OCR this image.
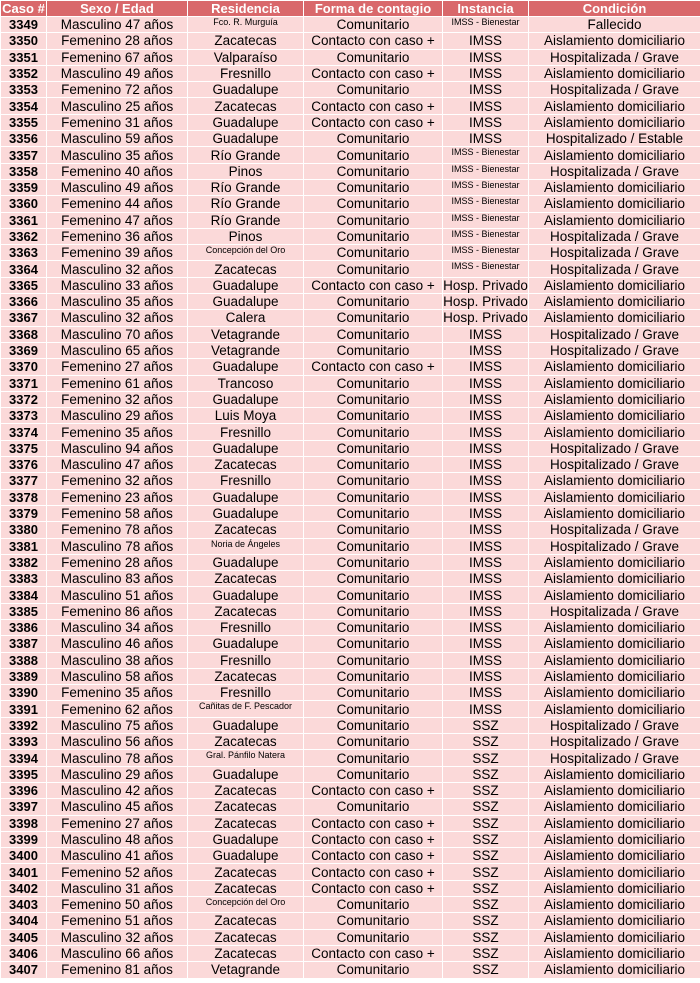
Caso #	Sexo / Edad	Residencia	Forma de contagio	Instancia	Condición
3349	Masculino 47 años	Fco. R. Murguía	Comunitario	IMSS - Bienestar	Fallecido
3350	Femenino 28 años	Zacatecas	Contacto con caso +	IMSS	Aislamiento domiciliario
3351	Femenino 67 años	Valparaíso	Comunitario	IMSS	Hospitalizada / Grave
3352	Masculino 49 años	Fresnillo	Contacto con caso +	IMSS	Aislamiento domiciliario
3353	Femenino 72 años	Guadalupe	Comunitario	IMSS	Hospitalizada / Grave
3354	Masculino 25 años	Zacatecas	Contacto con caso +	IMSS	Aislamiento domiciliario
3355	Femenino 31 años	Guadalupe	Contacto con caso +	IMSS	Aislamiento domiciliario
3356	Masculino 59 años	Guadalupe	Comunitario	IMSS	Hospitalizado / Estable
3357	Masculino 35 años	Río Grande	Comunitario	IMSS - Bienestar	Aislamiento domiciliario
3358	Femenino 40 años	Pinos	Comunitario	IMSS - Bienestar	Hospitalizada / Grave
3359	Masculino 49 años	Río Grande	Comunitario	IMSS - Bienestar	Aislamiento domiciliario
3360	Femenino 44 años	Río Grande	Comunitario	IMSS - Bienestar	Aislamiento domiciliario
3361	Femenino 47 años	Río Grande	Comunitario	IMSS - Bienestar	Aislamiento domiciliario
3362	Femenino 36 años	Pinos	Comunitario	IMSS - Bienestar	Hospitalizada / Grave
3363	Femenino 39 años	Concepción del Oro	Comunitario	IMSS - Bienestar	Hospitalizada / Grave
3364	Masculino 32 años	Zacatecas	Comunitario	IMSS - Bienestar	Hospitalizada / Grave
3365	Masculino 33 años	Guadalupe	Contacto con caso +	Hosp. Privado	Aislamiento domiciliario
3366	Masculino 35 años	Guadalupe	Comunitario	Hosp. Privado	Aislamiento domiciliario
3367	Masculino 32 años	Calera	Comunitario	Hosp. Privado	Aislamiento domiciliario
3368	Masculino 70 años	Vetagrande	Comunitario	IMSS	Hospitalizado / Grave
3369	Masculino 65 años	Vetagrande	Comunitario	IMSS	Hospitalizado / Grave
3370	Femenino 27 años	Guadalupe	Contacto con caso +	IMSS	Aislamiento domiciliario
3371	Femenino 61 años	Trancoso	Comunitario	IMSS	Aislamiento domiciliario
3372	Femenino 32 años	Guadalupe	Comunitario	IMSS	Aislamiento domiciliario
3373	Masculino 29 años	Luis Moya	Comunitario	IMSS	Aislamiento domiciliario
3374	Femenino 35 años	Fresnillo	Comunitario	IMSS	Aislamiento domiciliario
3375	Masculino 94 años	Guadalupe	Comunitario	IMSS	Hospitalizado / Grave
3376	Masculino 47 años	Zacatecas	Comunitario	IMSS	Hospitalizado / Grave
3377	Femenino 32 años	Fresnillo	Comunitario	IMSS	Aislamiento domiciliario
3378	Femenino 23 años	Guadalupe	Comunitario	IMSS	Aislamiento domiciliario
3379	Femenino 58 años	Guadalupe	Comunitario	IMSS	Aislamiento domiciliario
3380	Femenino 78 años	Zacatecas	Comunitario	IMSS	Hospitalizada / Grave
3381	Masculino 78 años	Noria de Ángeles	Comunitario	IMSS	Hospitalizado / Grave
3382	Femenino 28 años	Guadalupe	Comunitario	IMSS	Aislamiento domiciliario
3383	Masculino 83 años	Zacatecas	Comunitario	IMSS	Aislamiento domiciliario
3384	Masculino 51 años	Guadalupe	Comunitario	IMSS	Aislamiento domiciliario
3385	Femenino 86 años	Zacatecas	Comunitario	IMSS	Hospitalizada / Grave
3386	Masculino 34 años	Fresnillo	Comunitario	IMSS	Aislamiento domiciliario
3387	Masculino 46 años	Guadalupe	Comunitario	IMSS	Aislamiento domiciliario
3388	Masculino 38 años	Fresnillo	Comunitario	IMSS	Aislamiento domiciliario
3389	Masculino 58 años	Zacatecas	Comunitario	IMSS	Aislamiento domiciliario
3390	Femenino 35 años	Fresnillo	Comunitario	IMSS	Aislamiento domiciliario
3391	Femenino 62 años	Cañitas de F. Pescador	Comunitario	IMSS	Aislamiento domiciliario
3392	Masculino 75 años	Guadalupe	Comunitario	SSZ	Hospitalizado / Grave
3393	Masculino 56 años	Zacatecas	Comunitario	SSZ	Hospitalizado / Grave
3394	Masculino 78 años	Gral. Pánfilo Natera	Comunitario	SSZ	Hospitalizado / Grave
3395	Masculino 29 años	Guadalupe	Comunitario	SSZ	Aislamiento domiciliario
3396	Masculino 42 años	Zacatecas	Contacto con caso +	SSZ	Aislamiento domiciliario
3397	Masculino 45 años	Zacatecas	Comunitario	SSZ	Aislamiento domiciliario
3398	Femenino 27 años	Zacatecas	Contacto con caso +	SSZ	Aislamiento domiciliario
3399	Masculino 48 años	Guadalupe	Contacto con caso +	SSZ	Aislamiento domiciliario
3400	Masculino 41 años	Guadalupe	Contacto con caso +	SSZ	Aislamiento domiciliario
3401	Femenino 52 años	Zacatecas	Contacto con caso +	SSZ	Aislamiento domiciliario
3402	Masculino 31 años	Zacatecas	Contacto con caso +	SSZ	Aislamiento domiciliario
3403	Femenino 50 años	Concepción del Oro	Comunitario	SSZ	Aislamiento domiciliario
3404	Femenino 51 años	Zacatecas	Comunitario	SSZ	Aislamiento domiciliario
3405	Masculino 32 años	Zacatecas	Comunitario	SSZ	Aislamiento domiciliario
3406	Masculino 66 años	Zacatecas	Contacto con caso +	SSZ	Aislamiento domiciliario
3407	Femenino 81 años	Vetagrande	Comunitario	SSZ	Aislamiento domiciliario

_____

> _STATED GOAL_
Identify every line above with the string "Privado" in it. Copy those lines.

> _TASK RESPONSE_
3365	Masculino 33 años	Guadalupe	Contacto con caso +	Hosp. Privado	Aislamiento domiciliario
3366	Masculino 35 años	Guadalupe	Comunitario	Hosp. Privado	Aislamiento domiciliario
3367	Masculino 32 años	Calera	Comunitario	Hosp. Privado	Aislamiento domiciliario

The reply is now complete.